--- Problem to solve ---
Reproduce the entire listing word for word.

--- Data for this task ---
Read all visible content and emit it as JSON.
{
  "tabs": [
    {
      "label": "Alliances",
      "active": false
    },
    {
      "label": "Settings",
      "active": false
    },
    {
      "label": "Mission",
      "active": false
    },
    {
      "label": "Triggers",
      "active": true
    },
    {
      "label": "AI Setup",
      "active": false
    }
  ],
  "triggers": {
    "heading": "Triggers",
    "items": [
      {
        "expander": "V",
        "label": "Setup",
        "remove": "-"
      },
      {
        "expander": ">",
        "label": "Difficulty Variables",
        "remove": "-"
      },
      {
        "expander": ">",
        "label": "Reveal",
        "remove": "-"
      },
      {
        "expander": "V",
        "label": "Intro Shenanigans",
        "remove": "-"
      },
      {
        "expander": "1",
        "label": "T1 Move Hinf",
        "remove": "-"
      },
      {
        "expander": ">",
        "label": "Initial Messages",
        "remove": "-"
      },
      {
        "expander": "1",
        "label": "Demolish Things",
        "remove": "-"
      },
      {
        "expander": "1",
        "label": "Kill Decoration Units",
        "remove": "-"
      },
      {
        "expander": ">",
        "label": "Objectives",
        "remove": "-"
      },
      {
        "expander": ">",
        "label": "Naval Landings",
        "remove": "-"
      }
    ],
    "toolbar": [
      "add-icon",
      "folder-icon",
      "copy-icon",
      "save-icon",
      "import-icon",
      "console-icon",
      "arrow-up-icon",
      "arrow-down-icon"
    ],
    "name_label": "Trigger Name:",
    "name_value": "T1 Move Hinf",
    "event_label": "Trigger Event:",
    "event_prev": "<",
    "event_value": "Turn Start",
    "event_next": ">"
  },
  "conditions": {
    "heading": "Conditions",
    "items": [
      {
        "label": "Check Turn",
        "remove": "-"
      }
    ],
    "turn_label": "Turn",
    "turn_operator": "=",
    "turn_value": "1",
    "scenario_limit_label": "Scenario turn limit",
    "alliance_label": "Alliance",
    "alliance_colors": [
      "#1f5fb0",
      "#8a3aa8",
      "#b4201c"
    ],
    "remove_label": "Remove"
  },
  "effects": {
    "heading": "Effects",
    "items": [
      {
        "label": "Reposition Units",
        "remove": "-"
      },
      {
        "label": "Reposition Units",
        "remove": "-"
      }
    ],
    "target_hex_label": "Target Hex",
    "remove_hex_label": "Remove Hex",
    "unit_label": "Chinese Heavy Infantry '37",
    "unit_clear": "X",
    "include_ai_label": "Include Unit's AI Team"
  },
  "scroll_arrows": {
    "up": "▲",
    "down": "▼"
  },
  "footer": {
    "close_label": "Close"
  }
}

--- Task solution ---
Read all visible content and emit it as JSON.
{
  "tabs": [
    {
      "label": "Alliances",
      "active": false
    },
    {
      "label": "Settings",
      "active": false
    },
    {
      "label": "Mission",
      "active": false
    },
    {
      "label": "Triggers",
      "active": true
    },
    {
      "label": "AI Setup",
      "active": false
    }
  ],
  "triggers": {
    "heading": "Triggers",
    "items": [
      {
        "expander": "V",
        "label": "Setup",
        "remove": "-"
      },
      {
        "expander": ">",
        "label": "Difficulty Variables",
        "remove": "-"
      },
      {
        "expander": ">",
        "label": "Reveal",
        "remove": "-"
      },
      {
        "expander": "V",
        "label": "Intro Shenanigans",
        "remove": "-"
      },
      {
        "expander": "1",
        "label": "T1 Move Hinf",
        "remove": "-"
      },
      {
        "expander": ">",
        "label": "Initial Messages",
        "remove": "-"
      },
      {
        "expander": "1",
        "label": "Demolish Things",
        "remove": "-"
      },
      {
        "expander": "1",
        "label": "Kill Decoration Units",
        "remove": "-"
      },
      {
        "expander": ">",
        "label": "Objectives",
        "remove": "-"
      },
      {
        "expander": ">",
        "label": "Naval Landings",
        "remove": "-"
      }
    ],
    "toolbar": [
      "add-icon",
      "folder-icon",
      "copy-icon",
      "save-icon",
      "import-icon",
      "console-icon",
      "arrow-up-icon",
      "arrow-down-icon"
    ],
    "name_label": "Trigger Name:",
    "name_value": "T1 Move Hinf",
    "event_label": "Trigger Event:",
    "event_prev": "<",
    "event_value": "Turn Start",
    "event_next": ">"
  },
  "conditions": {
    "heading": "Conditions",
    "items": [
      {
        "label": "Check Turn",
        "remove": "-"
      }
    ],
    "turn_label": "Turn",
    "turn_operator": "=",
    "turn_value": "1",
    "scenario_limit_label": "Scenario turn limit",
    "alliance_label": "Alliance",
    "alliance_colors": [
      "#1f5fb0",
      "#8a3aa8",
      "#b4201c"
    ],
    "remove_label": "Remove"
  },
  "effects": {
    "heading": "Effects",
    "items": [
      {
        "label": "Reposition Units",
        "remove": "-"
      },
      {
        "label": "Reposition Units",
        "remove": "-"
      }
    ],
    "target_hex_label": "Target Hex",
    "remove_hex_label": "Remove Hex",
    "unit_label": "Chinese Heavy Infantry '37",
    "unit_clear": "X",
    "include_ai_label": "Include Unit's AI Team"
  },
  "scroll_arrows": {
    "up": "▲",
    "down": "▼"
  },
  "footer": {
    "close_label": "Close"
  }
}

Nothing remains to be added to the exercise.